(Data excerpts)
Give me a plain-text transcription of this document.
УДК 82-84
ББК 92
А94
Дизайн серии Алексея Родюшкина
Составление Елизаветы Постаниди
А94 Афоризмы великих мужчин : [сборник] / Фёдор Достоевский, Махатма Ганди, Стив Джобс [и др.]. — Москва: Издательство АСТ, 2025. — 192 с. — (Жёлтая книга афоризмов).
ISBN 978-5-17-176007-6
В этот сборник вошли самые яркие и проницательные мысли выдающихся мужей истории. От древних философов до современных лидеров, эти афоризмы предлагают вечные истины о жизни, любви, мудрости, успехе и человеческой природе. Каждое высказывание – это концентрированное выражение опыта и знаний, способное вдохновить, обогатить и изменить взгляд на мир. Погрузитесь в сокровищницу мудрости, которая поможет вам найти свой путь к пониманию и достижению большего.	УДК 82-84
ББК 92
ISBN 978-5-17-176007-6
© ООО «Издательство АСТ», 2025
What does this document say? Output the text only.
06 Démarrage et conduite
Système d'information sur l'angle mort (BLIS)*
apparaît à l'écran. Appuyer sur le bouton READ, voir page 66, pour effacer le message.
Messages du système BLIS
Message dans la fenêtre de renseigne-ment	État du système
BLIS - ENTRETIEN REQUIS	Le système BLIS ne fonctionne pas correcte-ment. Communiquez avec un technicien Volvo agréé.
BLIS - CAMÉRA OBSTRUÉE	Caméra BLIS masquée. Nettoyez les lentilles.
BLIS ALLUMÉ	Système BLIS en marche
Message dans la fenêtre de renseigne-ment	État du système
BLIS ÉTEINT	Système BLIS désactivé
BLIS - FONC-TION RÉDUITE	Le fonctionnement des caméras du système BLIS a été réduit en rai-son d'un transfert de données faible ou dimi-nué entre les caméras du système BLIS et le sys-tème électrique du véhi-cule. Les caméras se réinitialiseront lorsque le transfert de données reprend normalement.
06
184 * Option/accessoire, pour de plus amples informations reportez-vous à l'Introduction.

= Stated task =
Repeat every record, exactly as written.

= Task result =
Give me a plain-text transcription of this document.
УДК 82-84
ББК 92
А94
Дизайн серии Алексея Родюшкина
Составление Елизаветы Постаниди
А94 Афоризмы великих мужчин : [сборник] / Фёдор Достоевский, Махатма Ганди, Стив Джобс [и др.]. — Москва: Издательство АСТ, 2025. — 192 с. — (Жёлтая книга афоризмов).
ISBN 978-5-17-176007-6
В этот сборник вошли самые яркие и проницательные мысли выдающихся мужей истории. От древних философов до современных лидеров, эти афоризмы предлагают вечные истины о жизни, любви, мудрости, успехе и человеческой природе. Каждое высказывание – это концентрированное выражение опыта и знаний, способное вдохновить, обогатить и изменить взгляд на мир. Погрузитесь в сокровищницу мудрости, которая поможет вам найти свой путь к пониманию и достижению большего.	УДК 82-84
ББК 92
ISBN 978-5-17-176007-6
© ООО «Издательство АСТ», 2025
What does this document say? Output the text only.
06 Démarrage et conduite
Système d'information sur l'angle mort (BLIS)*
apparaît à l'écran. Appuyer sur le bouton READ, voir page 66, pour effacer le message.
Messages du système BLIS
Message dans la fenêtre de renseigne-ment	État du système
BLIS - ENTRETIEN REQUIS	Le système BLIS ne fonctionne pas correcte-ment. Communiquez avec un technicien Volvo agréé.
BLIS - CAMÉRA OBSTRUÉE	Caméra BLIS masquée. Nettoyez les lentilles.
BLIS ALLUMÉ	Système BLIS en marche
Message dans la fenêtre de renseigne-ment	État du système
BLIS ÉTEINT	Système BLIS désactivé
BLIS - FONC-TION RÉDUITE	Le fonctionnement des caméras du système BLIS a été réduit en rai-son d'un transfert de données faible ou dimi-nué entre les caméras du système BLIS et le sys-tème électrique du véhi-cule. Les caméras se réinitialiseront lorsque le transfert de données reprend normalement.
06
184 * Option/accessoire, pour de plus amples informations reportez-vous à l'Introduction.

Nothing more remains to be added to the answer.